Relax
The Relax API runs the Rosetta FastRelax protocol. This is useful for taking a structure not generated by Rosetta and “relaxing” it into the Rosetta scorefunction preparatory to further modeling, or for generating a backbone ensemble for a further modeling experiment.
Quickstart
Command Line Examples
Create 10 new relaxed models of input.pdb:
cyrus engine submit relax input.pdb --repeats 10
Python Examples
Create 10 new relaxed models of input.pdb:
from engine.relax.client import RelaxClient
client = RelaxClient()
job_id = client.submit(pdb_path="input.pdb", repeats=10)
Inputs
--pdb-file
Input PDB file
CLI argument:
--pdb-file input.pdb
Python submit() argument:
pdb-file=”input.pdb”
Do not include nonprotein residues.
Do not include multimodel (NMR-sourced) PDBs.
Options
--repeats
The number of different relaxed conformations the loop modeling API will return.
CLI argument:
--repeats 5
Python submit() argument:
repeats=5
default = 1
Outputs
models
(directory)PDB files with relaxed structures. The models will be in the form input_####.pdb, where #### is an index (0001, increasing).
Note that Rosetta will renumber the residues monotonically starting from 1, contiguous across chains.

**WHAT THE TASK REQUIRES**
Please check each statement below against the Relax API page above, answering yes or no and quoting the deciding words exactly. 1. If no value is given for repeats, it defaults to 1. 2. Multimodel PDB files from NMR may be used as input. 3. Rosetta keeps the residue numbering of the input file.

**RECORDED INFORMATION**
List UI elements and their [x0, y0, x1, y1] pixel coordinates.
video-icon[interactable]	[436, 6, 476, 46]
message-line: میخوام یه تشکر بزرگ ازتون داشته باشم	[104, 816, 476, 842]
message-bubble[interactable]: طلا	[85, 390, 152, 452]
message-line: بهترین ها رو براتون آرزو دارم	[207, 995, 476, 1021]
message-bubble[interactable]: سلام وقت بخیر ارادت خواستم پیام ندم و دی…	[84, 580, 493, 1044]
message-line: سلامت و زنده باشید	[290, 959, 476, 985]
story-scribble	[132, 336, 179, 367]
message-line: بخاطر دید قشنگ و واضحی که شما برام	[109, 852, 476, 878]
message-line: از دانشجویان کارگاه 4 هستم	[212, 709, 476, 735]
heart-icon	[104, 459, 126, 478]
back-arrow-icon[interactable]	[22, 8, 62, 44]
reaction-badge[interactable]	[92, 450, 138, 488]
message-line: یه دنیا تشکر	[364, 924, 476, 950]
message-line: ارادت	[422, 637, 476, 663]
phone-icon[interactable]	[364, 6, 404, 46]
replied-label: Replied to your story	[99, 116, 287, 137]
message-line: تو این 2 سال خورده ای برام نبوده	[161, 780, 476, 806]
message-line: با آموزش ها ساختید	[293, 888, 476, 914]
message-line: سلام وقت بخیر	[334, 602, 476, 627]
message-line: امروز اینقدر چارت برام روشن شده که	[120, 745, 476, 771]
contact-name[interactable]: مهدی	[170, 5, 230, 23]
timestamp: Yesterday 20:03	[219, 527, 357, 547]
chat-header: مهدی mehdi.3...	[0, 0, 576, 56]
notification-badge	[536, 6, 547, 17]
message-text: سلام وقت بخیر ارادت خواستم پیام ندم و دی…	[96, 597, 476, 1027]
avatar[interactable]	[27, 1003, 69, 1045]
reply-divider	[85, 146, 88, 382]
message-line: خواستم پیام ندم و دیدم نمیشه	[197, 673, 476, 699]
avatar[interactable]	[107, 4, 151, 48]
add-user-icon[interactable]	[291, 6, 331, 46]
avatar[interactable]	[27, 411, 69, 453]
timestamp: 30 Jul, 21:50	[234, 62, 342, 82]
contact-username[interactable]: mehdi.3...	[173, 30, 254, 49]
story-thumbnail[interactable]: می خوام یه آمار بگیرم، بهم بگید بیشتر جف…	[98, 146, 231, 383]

**SOLUTION FOR THIS TASK**
1. Yes: "default = 1"
2. No: "Do not include multimodel (NMR-sourced) PDBs."
3. No: "Rosetta will renumber the residues monotonically starting from 1, contiguous across chains."